Start Given records
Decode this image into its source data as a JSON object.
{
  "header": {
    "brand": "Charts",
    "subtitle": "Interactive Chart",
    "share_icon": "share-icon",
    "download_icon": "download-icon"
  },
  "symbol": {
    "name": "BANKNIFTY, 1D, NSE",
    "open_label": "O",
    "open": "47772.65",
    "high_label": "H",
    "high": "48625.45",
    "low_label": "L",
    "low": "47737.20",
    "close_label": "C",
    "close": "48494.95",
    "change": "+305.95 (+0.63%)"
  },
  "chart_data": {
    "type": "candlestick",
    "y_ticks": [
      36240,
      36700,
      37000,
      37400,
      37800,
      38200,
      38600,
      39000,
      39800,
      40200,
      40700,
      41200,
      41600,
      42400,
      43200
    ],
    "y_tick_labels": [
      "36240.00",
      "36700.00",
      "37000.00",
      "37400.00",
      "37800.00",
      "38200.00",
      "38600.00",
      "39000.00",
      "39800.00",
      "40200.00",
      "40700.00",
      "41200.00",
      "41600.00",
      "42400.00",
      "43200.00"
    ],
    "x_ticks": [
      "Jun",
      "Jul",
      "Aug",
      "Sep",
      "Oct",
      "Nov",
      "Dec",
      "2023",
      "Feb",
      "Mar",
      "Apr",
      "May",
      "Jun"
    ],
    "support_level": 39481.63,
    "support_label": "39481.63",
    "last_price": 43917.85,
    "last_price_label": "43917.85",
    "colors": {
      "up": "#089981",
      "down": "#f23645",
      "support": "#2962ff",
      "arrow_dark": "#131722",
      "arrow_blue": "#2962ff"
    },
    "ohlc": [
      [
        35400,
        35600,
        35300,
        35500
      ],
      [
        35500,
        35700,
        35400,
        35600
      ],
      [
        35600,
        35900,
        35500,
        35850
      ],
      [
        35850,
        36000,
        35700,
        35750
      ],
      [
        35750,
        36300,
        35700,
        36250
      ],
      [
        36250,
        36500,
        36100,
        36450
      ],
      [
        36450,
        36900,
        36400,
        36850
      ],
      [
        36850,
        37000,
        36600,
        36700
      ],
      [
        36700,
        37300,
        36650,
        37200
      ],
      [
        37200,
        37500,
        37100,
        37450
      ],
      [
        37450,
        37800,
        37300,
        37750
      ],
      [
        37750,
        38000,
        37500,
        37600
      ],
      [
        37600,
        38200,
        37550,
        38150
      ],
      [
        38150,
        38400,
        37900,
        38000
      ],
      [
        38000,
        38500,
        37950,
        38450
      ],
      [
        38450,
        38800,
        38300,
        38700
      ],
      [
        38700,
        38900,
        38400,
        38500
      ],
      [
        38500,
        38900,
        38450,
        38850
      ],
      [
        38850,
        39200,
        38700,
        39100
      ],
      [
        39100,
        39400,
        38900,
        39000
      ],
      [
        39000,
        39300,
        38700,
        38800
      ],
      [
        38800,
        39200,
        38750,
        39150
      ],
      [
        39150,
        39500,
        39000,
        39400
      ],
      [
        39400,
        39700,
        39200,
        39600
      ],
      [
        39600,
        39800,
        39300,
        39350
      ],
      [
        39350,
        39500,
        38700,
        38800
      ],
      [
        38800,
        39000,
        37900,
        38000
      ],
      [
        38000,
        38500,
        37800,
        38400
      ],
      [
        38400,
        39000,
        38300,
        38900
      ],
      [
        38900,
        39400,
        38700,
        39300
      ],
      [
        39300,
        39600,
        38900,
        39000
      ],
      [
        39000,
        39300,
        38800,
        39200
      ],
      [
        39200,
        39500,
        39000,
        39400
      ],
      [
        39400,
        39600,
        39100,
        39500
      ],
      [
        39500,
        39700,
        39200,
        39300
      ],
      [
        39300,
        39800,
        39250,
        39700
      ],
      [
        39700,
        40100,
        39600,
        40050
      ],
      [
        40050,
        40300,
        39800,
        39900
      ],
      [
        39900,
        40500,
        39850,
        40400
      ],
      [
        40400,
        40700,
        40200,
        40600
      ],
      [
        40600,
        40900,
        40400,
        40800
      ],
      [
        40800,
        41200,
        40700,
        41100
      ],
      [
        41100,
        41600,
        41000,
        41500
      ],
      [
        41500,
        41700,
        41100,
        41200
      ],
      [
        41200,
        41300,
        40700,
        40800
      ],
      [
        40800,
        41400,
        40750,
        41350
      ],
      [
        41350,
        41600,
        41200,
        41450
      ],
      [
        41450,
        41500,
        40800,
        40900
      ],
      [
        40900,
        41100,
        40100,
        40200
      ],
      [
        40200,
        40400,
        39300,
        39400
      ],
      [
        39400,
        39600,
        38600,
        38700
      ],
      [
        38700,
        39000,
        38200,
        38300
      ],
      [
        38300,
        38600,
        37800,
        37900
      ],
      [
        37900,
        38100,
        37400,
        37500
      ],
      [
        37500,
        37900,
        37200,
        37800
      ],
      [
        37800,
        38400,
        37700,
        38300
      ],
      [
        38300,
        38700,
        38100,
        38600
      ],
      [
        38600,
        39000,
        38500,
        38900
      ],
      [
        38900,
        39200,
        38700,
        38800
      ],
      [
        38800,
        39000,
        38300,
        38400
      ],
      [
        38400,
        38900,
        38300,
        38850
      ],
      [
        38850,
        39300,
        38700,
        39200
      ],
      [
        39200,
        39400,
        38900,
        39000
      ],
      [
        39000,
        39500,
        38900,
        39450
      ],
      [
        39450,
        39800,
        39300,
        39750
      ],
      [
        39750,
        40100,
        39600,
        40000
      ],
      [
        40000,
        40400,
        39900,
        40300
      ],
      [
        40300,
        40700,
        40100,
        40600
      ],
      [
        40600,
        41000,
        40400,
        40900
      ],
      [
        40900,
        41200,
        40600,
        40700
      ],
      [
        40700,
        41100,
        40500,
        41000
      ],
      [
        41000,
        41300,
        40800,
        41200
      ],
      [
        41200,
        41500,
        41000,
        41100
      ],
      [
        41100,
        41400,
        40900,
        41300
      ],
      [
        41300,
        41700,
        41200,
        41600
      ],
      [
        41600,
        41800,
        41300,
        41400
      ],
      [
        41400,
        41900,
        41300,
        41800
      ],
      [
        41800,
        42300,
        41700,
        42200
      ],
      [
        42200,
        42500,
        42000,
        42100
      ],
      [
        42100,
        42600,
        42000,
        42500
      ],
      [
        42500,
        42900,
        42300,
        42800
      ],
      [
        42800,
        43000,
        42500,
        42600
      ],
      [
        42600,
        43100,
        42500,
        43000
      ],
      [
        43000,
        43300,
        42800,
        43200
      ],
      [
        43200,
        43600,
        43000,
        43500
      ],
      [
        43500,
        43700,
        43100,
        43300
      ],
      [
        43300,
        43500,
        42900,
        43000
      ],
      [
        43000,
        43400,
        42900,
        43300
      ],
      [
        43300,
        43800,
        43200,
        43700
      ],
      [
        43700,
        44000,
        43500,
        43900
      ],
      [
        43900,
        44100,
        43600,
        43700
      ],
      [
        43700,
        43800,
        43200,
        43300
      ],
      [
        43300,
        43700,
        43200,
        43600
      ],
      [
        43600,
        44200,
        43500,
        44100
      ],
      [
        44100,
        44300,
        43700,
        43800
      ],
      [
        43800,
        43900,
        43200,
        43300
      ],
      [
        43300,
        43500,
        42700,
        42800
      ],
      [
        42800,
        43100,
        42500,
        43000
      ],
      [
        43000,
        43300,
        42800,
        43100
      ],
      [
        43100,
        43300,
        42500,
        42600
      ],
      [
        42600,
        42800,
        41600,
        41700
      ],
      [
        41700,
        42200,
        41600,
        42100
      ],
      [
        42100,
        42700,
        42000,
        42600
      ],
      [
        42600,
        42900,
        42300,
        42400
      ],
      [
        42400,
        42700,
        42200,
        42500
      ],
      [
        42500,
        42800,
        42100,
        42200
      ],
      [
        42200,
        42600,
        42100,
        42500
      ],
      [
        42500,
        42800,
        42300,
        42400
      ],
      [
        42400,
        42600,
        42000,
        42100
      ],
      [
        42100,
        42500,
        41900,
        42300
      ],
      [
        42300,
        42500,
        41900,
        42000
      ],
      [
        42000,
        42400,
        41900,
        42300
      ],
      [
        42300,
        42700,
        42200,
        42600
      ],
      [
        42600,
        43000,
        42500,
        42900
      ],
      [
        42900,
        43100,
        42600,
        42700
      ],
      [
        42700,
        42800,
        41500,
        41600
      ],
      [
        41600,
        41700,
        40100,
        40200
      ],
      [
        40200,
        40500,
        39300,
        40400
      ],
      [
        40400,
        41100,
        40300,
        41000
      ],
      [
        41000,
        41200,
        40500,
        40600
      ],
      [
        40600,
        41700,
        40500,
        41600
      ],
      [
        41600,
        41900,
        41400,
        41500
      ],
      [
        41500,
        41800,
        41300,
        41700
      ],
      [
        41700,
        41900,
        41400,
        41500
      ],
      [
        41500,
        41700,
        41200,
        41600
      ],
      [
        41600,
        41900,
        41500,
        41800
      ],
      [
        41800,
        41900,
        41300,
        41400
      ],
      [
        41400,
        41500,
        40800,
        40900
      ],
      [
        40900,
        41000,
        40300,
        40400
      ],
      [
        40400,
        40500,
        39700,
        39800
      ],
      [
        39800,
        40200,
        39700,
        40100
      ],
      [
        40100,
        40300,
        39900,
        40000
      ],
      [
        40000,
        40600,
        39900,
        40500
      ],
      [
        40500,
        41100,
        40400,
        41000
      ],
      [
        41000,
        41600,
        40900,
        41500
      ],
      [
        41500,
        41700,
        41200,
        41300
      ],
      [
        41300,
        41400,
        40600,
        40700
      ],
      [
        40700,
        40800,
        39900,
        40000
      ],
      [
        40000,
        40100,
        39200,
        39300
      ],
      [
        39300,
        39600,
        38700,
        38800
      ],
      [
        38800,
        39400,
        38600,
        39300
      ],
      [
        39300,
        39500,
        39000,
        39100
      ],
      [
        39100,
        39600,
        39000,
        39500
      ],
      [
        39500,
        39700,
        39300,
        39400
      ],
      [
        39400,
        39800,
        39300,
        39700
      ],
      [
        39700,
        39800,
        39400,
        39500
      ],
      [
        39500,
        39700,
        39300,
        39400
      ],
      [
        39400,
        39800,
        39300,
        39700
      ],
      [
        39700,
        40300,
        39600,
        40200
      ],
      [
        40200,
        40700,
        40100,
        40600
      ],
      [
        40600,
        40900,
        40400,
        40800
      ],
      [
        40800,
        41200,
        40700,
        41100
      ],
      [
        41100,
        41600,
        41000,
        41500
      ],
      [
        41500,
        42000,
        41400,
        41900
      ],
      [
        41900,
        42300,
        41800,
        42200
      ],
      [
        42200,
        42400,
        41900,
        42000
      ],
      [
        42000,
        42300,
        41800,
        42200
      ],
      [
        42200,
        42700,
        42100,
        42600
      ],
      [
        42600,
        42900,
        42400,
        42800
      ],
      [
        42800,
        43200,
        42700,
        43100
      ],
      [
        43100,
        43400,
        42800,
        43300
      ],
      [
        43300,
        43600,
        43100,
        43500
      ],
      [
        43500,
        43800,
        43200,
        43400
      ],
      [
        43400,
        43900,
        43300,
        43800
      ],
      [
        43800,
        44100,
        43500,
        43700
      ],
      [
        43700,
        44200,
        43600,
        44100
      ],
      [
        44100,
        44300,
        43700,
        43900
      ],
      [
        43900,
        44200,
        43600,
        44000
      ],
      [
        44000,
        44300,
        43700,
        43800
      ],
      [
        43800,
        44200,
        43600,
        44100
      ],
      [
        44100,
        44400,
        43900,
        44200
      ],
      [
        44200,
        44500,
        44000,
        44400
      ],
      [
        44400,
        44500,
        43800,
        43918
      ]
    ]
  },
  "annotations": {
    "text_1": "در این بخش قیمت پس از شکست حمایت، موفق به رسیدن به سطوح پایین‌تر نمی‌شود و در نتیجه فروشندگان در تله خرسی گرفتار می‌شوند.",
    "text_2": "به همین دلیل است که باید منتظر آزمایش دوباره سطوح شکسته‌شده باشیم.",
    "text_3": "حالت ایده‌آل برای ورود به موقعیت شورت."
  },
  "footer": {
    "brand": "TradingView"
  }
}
End Given records
▶ Written exercise: Give only the number of lines in the data that hold the word "icon".

▶ Completed task: 2